→ **YOUR OBJECTIVE**: Pull out each line of the data that includes the word "Mutter".

Figure record extracts
+--
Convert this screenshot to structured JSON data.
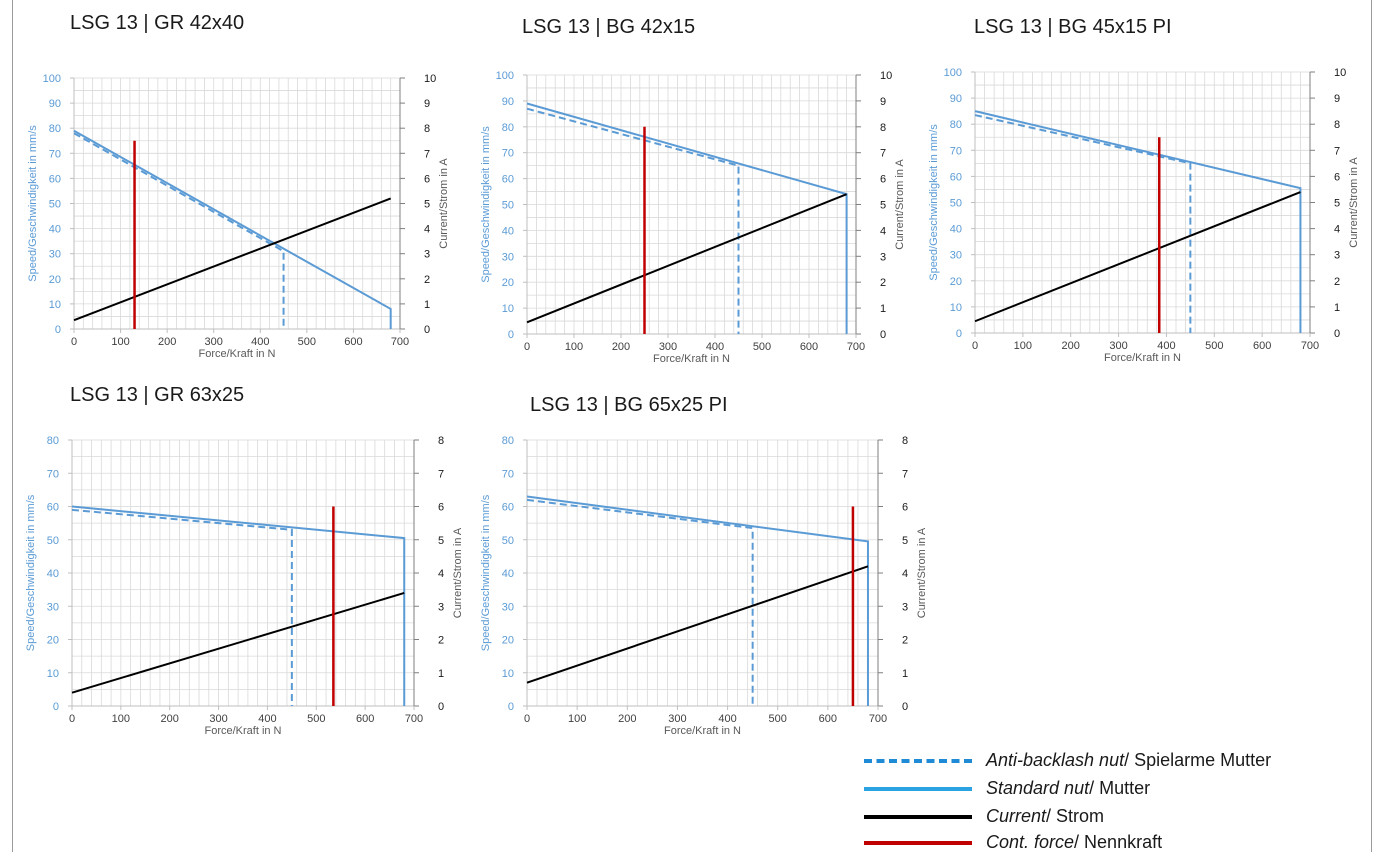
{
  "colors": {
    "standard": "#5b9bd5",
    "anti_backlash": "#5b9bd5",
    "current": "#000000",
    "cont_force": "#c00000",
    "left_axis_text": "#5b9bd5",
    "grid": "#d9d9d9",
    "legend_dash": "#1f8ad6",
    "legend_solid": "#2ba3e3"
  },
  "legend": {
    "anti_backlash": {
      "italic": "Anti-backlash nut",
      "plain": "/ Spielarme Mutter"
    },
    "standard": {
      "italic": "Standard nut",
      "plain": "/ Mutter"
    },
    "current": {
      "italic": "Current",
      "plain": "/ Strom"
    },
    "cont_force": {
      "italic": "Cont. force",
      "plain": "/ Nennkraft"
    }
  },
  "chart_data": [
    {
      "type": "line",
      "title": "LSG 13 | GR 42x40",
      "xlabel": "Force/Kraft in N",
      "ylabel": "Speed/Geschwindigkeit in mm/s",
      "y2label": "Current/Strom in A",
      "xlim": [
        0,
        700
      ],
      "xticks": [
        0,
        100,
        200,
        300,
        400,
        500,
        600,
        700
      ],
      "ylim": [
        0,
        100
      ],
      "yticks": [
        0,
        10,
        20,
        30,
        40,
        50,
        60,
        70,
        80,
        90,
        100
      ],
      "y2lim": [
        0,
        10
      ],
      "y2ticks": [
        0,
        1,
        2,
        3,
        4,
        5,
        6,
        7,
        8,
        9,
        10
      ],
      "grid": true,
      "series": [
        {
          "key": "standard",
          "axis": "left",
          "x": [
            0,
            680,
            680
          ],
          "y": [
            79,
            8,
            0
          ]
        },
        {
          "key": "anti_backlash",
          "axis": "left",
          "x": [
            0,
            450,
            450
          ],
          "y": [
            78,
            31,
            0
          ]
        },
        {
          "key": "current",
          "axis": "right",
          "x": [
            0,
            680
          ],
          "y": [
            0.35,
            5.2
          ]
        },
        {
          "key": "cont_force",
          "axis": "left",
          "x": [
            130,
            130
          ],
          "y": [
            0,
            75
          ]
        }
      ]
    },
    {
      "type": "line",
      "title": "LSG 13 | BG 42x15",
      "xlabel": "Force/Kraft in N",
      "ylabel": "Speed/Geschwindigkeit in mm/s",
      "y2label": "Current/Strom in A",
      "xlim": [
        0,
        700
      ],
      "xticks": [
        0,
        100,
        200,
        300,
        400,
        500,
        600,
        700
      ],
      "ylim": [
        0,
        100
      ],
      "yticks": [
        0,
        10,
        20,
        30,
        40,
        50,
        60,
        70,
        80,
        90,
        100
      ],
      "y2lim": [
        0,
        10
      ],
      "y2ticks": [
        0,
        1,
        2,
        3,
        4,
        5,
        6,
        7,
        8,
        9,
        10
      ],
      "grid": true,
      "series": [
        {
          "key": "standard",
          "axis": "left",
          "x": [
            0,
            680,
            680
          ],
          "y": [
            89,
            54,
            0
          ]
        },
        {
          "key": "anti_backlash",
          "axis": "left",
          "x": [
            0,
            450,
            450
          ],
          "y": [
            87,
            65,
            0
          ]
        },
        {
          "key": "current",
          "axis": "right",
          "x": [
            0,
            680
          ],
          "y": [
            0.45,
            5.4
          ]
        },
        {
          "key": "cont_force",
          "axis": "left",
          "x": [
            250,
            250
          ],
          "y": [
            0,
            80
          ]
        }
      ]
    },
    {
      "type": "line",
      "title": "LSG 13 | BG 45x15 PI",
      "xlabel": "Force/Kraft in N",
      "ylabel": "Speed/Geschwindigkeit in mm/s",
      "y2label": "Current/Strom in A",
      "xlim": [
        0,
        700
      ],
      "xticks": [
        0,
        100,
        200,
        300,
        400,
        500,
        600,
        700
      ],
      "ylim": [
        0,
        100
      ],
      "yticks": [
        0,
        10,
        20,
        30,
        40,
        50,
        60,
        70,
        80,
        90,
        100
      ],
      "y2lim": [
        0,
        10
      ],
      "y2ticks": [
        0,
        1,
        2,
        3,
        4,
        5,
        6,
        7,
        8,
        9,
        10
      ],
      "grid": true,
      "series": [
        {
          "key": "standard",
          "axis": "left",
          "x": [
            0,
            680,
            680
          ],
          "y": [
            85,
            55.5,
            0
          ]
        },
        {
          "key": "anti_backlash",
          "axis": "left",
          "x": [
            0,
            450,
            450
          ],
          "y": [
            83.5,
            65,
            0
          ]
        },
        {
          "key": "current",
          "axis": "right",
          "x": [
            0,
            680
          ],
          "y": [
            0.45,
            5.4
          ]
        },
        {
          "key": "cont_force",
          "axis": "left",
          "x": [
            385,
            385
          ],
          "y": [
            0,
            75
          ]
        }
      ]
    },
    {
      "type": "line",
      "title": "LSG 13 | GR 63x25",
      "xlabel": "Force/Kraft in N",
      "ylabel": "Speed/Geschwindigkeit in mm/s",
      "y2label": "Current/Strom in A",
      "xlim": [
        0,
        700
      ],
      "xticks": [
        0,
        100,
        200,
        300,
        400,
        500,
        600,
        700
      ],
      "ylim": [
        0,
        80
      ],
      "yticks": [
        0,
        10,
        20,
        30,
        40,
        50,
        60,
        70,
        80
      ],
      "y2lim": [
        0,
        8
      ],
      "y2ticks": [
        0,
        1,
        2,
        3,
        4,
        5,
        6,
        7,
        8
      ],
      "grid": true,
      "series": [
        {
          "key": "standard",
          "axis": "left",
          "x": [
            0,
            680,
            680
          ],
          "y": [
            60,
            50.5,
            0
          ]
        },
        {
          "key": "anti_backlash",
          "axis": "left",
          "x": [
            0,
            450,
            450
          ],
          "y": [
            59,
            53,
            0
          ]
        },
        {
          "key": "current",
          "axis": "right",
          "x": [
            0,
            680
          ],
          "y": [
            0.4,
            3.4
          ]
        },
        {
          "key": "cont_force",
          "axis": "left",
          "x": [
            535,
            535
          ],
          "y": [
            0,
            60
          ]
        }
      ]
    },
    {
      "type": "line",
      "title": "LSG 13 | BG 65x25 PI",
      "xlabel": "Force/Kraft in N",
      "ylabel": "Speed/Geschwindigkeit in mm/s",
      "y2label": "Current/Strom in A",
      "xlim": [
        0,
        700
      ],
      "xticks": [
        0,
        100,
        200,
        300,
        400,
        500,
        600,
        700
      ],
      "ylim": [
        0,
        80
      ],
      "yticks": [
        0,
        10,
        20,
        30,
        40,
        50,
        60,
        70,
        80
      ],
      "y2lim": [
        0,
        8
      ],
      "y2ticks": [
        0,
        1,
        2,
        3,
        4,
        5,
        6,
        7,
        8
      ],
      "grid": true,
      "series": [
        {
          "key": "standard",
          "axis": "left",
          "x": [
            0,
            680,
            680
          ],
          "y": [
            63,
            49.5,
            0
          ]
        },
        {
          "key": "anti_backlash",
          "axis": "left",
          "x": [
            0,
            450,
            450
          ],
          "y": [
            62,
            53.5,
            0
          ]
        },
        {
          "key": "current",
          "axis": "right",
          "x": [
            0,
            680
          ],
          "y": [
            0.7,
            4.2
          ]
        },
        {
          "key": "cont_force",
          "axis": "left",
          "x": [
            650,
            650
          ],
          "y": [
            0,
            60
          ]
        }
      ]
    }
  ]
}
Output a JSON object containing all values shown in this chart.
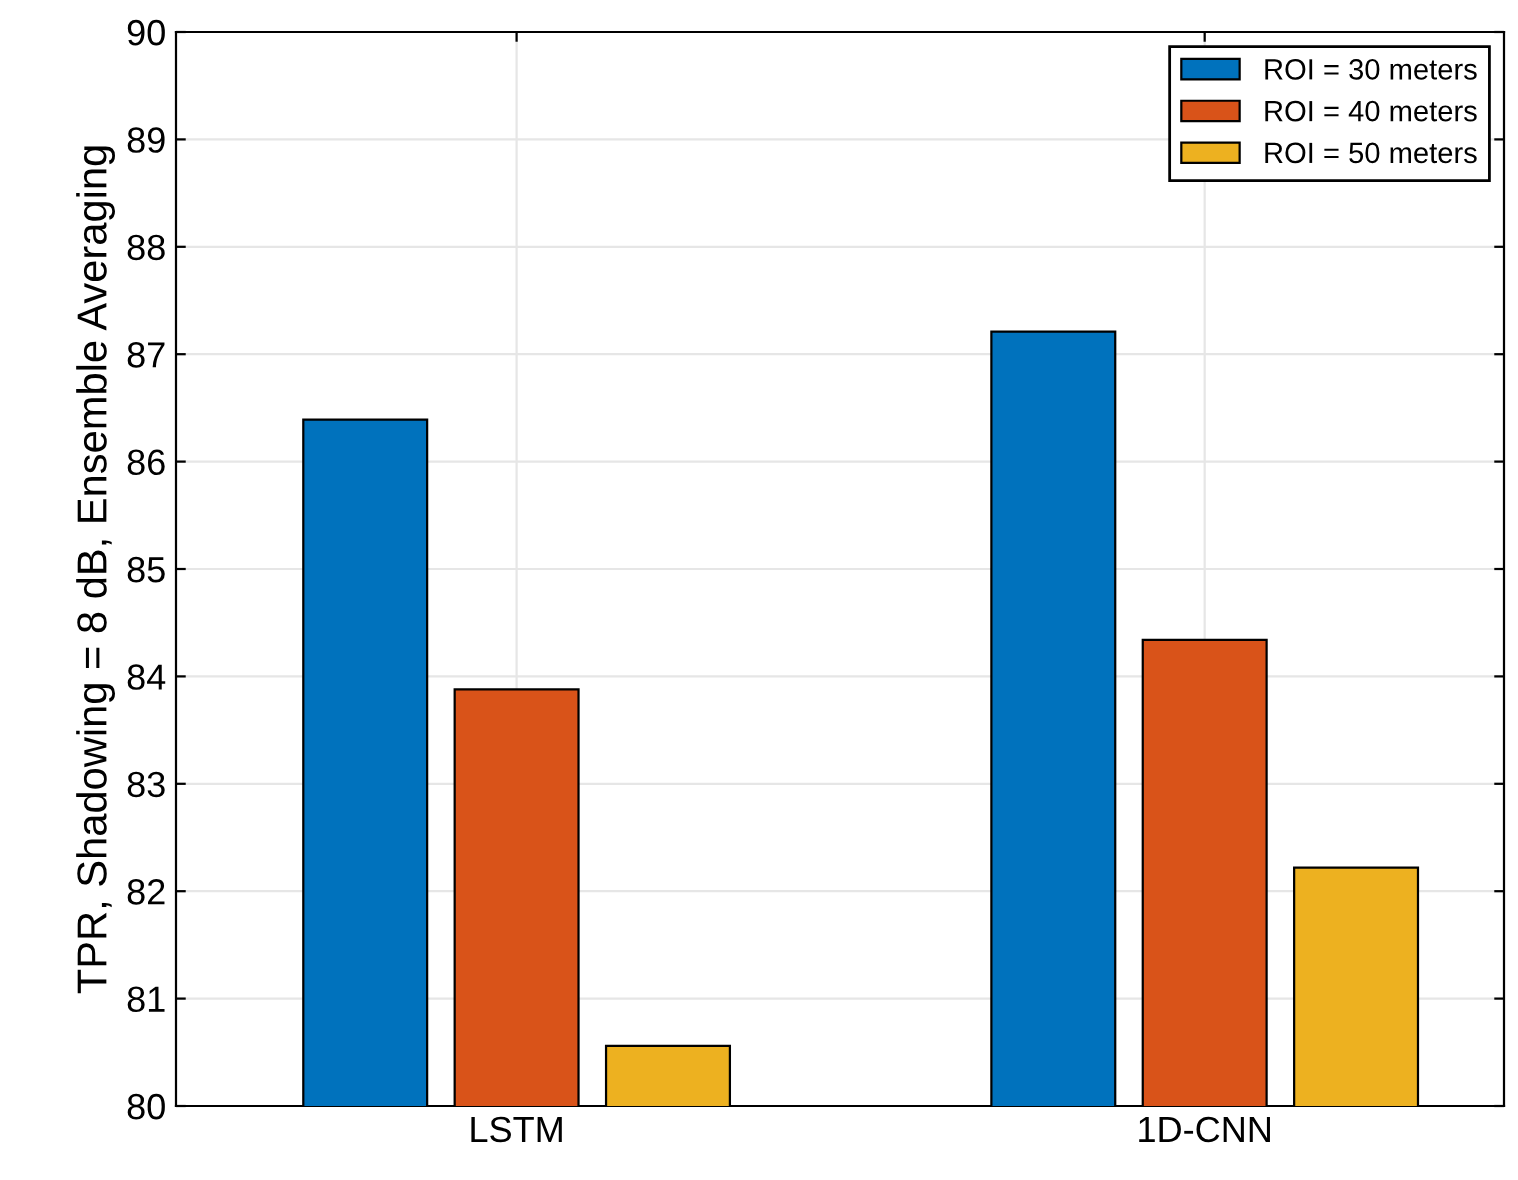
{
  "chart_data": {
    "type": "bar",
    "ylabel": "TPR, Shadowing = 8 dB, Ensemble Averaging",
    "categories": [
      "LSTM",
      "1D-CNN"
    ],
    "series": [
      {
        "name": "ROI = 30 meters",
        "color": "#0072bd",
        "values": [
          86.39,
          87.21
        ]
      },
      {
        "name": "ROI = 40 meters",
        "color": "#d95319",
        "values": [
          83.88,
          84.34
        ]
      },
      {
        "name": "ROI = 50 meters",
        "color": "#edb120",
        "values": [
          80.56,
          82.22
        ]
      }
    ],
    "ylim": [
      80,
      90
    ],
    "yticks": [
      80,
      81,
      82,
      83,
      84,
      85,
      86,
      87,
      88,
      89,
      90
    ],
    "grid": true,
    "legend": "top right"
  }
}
+--
→ **FULL SOLUTION**:
      "plain": "/ Spielarme Mutter"
      "plain": "/ Mutter"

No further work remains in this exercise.